* Exercise task *
Would it be possible to write out each entry below exactly, without the pictures?

* Source records *
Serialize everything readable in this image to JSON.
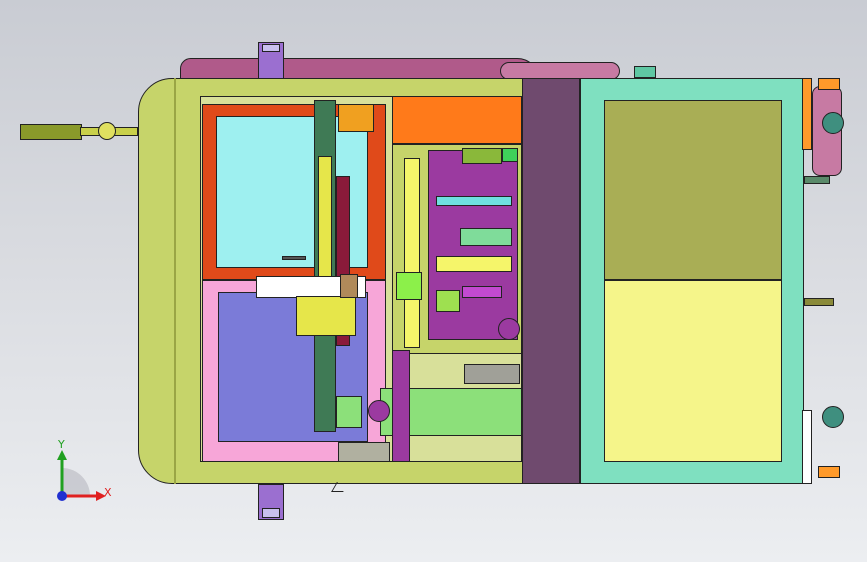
{
  "viewport": {
    "background_top": "#c9ccd3",
    "background_bottom": "#eceef1"
  },
  "triad": {
    "x_label": "X",
    "y_label": "Y",
    "x_color": "#e02020",
    "y_color": "#20a020",
    "z_color": "#2030d0"
  },
  "colors": {
    "frame": "#c6d46a",
    "frame_dark": "#b8c55a",
    "cabinet_panel": "#7fe0c0",
    "olive_panel": "#a9ae55",
    "yellow_panel": "#f5f58a",
    "divider": "#6f4a6e",
    "orange": "#ff7a1a",
    "red_frame": "#e04a1a",
    "cyan_window": "#9ef0f0",
    "pink": "#f7a6d8",
    "lavender": "#7b7bd8",
    "dark_green": "#3f7a55",
    "maroon": "#8a1a3a",
    "magenta": "#9b3aa0",
    "rose": "#b05a8a"
  }
}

* Task result *
Serialize everything readable in this image to JSON.
{
  "viewport": {
    "background_top": "#c9ccd3",
    "background_bottom": "#eceef1"
  },
  "triad": {
    "x_label": "X",
    "y_label": "Y",
    "x_color": "#e02020",
    "y_color": "#20a020",
    "z_color": "#2030d0"
  },
  "colors": {
    "frame": "#c6d46a",
    "frame_dark": "#b8c55a",
    "cabinet_panel": "#7fe0c0",
    "olive_panel": "#a9ae55",
    "yellow_panel": "#f5f58a",
    "divider": "#6f4a6e",
    "orange": "#ff7a1a",
    "red_frame": "#e04a1a",
    "cyan_window": "#9ef0f0",
    "pink": "#f7a6d8",
    "lavender": "#7b7bd8",
    "dark_green": "#3f7a55",
    "maroon": "#8a1a3a",
    "magenta": "#9b3aa0",
    "rose": "#b05a8a"
  }
}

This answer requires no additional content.